**MATERIAL PROVIDED:**
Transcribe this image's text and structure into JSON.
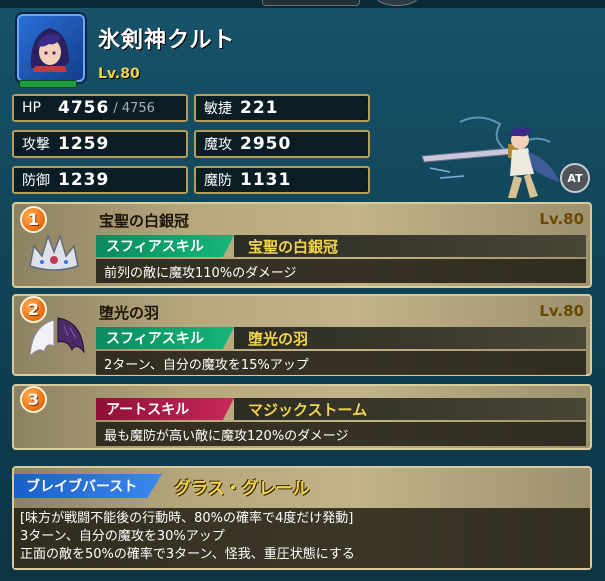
{
  "character": {
    "name": "氷剣神クルト",
    "level": "Lv.80",
    "at_label": "AT"
  },
  "stats": {
    "hp_label": "HP",
    "hp_value": "4756",
    "hp_max": "/ 4756",
    "speed_label": "敏捷",
    "speed_value": "221",
    "atk_label": "攻撃",
    "atk_value": "1259",
    "matk_label": "魔攻",
    "matk_value": "2950",
    "def_label": "防御",
    "def_value": "1239",
    "mdef_label": "魔防",
    "mdef_value": "1131"
  },
  "skills": [
    {
      "number": "1",
      "name": "宝聖の白銀冠",
      "level": "Lv.80",
      "type": "スフィアスキル",
      "skill_name": "宝聖の白銀冠",
      "description": "前列の敵に魔攻110%のダメージ",
      "icon": "silver-crown-icon"
    },
    {
      "number": "2",
      "name": "堕光の羽",
      "level": "Lv.80",
      "type": "スフィアスキル",
      "skill_name": "堕光の羽",
      "description": "2ターン、自分の魔攻を15%アップ",
      "icon": "wings-icon"
    },
    {
      "number": "3",
      "type": "アートスキル",
      "skill_name": "マジックストーム",
      "description": "最も魔防が高い敵に魔攻120%のダメージ"
    }
  ],
  "brave_burst": {
    "label": "ブレイブバースト",
    "name": "グラス・グレール",
    "lines": [
      "[味方が戦闘不能後の行動時、80%の確率で4度だけ発動]",
      "3ターン、自分の魔攻を30%アップ",
      "正面の敵を50%の確率で3ターン、怪我、重圧状態にする"
    ]
  },
  "colors": {
    "sophia_tag": "#15b67a",
    "art_tag": "#c8285a",
    "brave_tag": "#3b88ef",
    "gold_text": "#f2d44c"
  }
}
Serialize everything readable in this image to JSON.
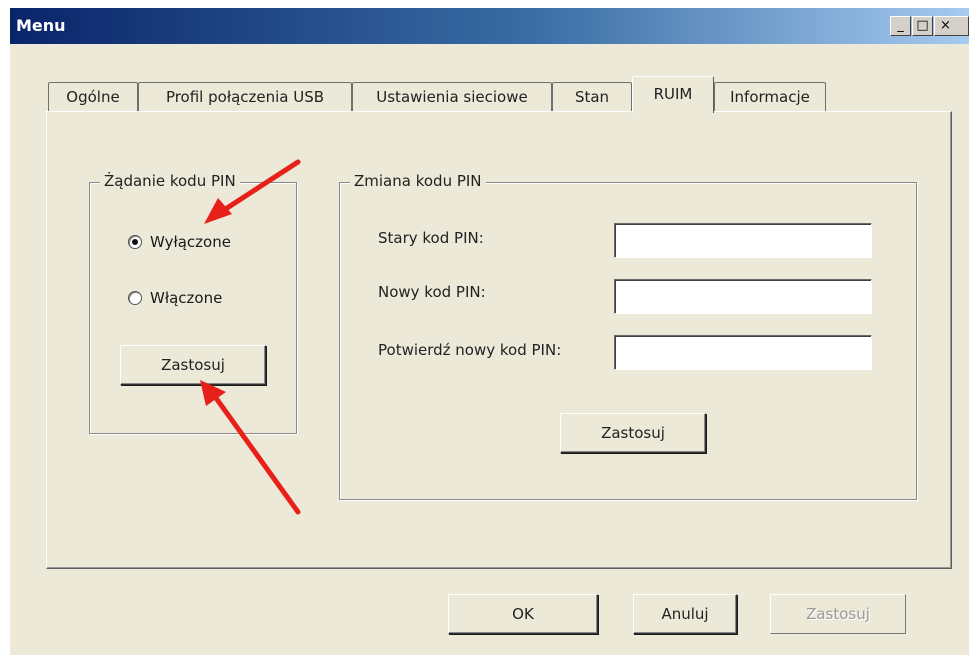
{
  "window": {
    "title": "Menu",
    "controls": {
      "minimize": "_",
      "maximize": "□",
      "close": "×"
    }
  },
  "tabs": [
    {
      "label": "Ogólne",
      "active": false
    },
    {
      "label": "Profil połączenia USB",
      "active": false
    },
    {
      "label": "Ustawienia sieciowe",
      "active": false
    },
    {
      "label": "Stan",
      "active": false
    },
    {
      "label": "RUIM",
      "active": true
    },
    {
      "label": "Informacje",
      "active": false
    }
  ],
  "pin_request": {
    "legend": "Żądanie kodu PIN",
    "options": [
      {
        "label": "Wyłączone",
        "checked": true
      },
      {
        "label": "Włączone",
        "checked": false
      }
    ],
    "apply_label": "Zastosuj"
  },
  "pin_change": {
    "legend": "Zmiana kodu PIN",
    "fields": [
      {
        "label": "Stary kod PIN:",
        "value": ""
      },
      {
        "label": "Nowy kod PIN:",
        "value": ""
      },
      {
        "label": "Potwierdź nowy kod PIN:",
        "value": ""
      }
    ],
    "apply_label": "Zastosuj"
  },
  "footer": {
    "ok_label": "OK",
    "cancel_label": "Anuluj",
    "apply_label": "Zastosuj",
    "apply_disabled": true
  },
  "annotations": {
    "arrow_color": "#e8201a"
  }
}
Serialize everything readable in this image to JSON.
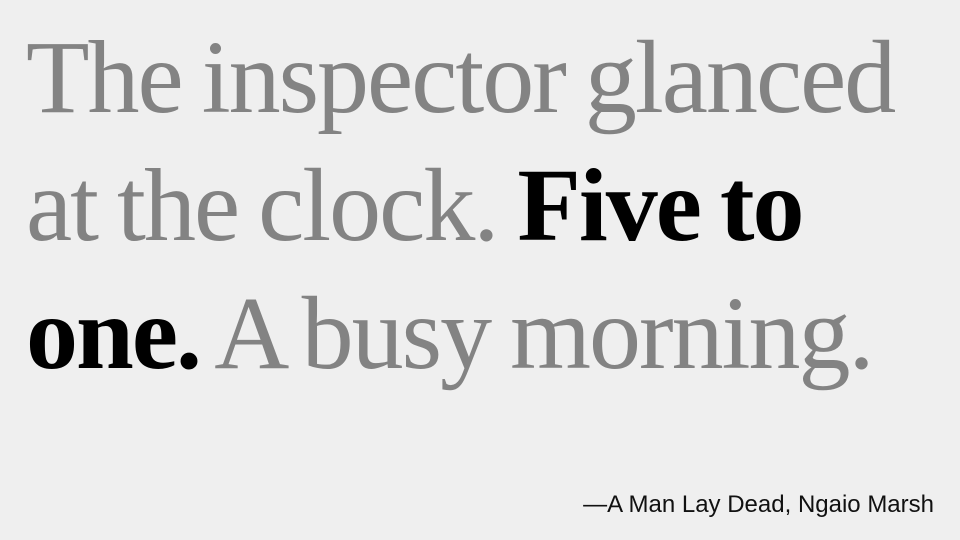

**YOUR INSTRUCTIONS:** Return each line among the entries that holds the word "のダメージ".

**ANSWER TO THIS EXERCISE:**
      "description": "前列の敵に魔攻110%のダメージ",
      "description": "最も魔防が高い敵に魔攻120%のダメージ"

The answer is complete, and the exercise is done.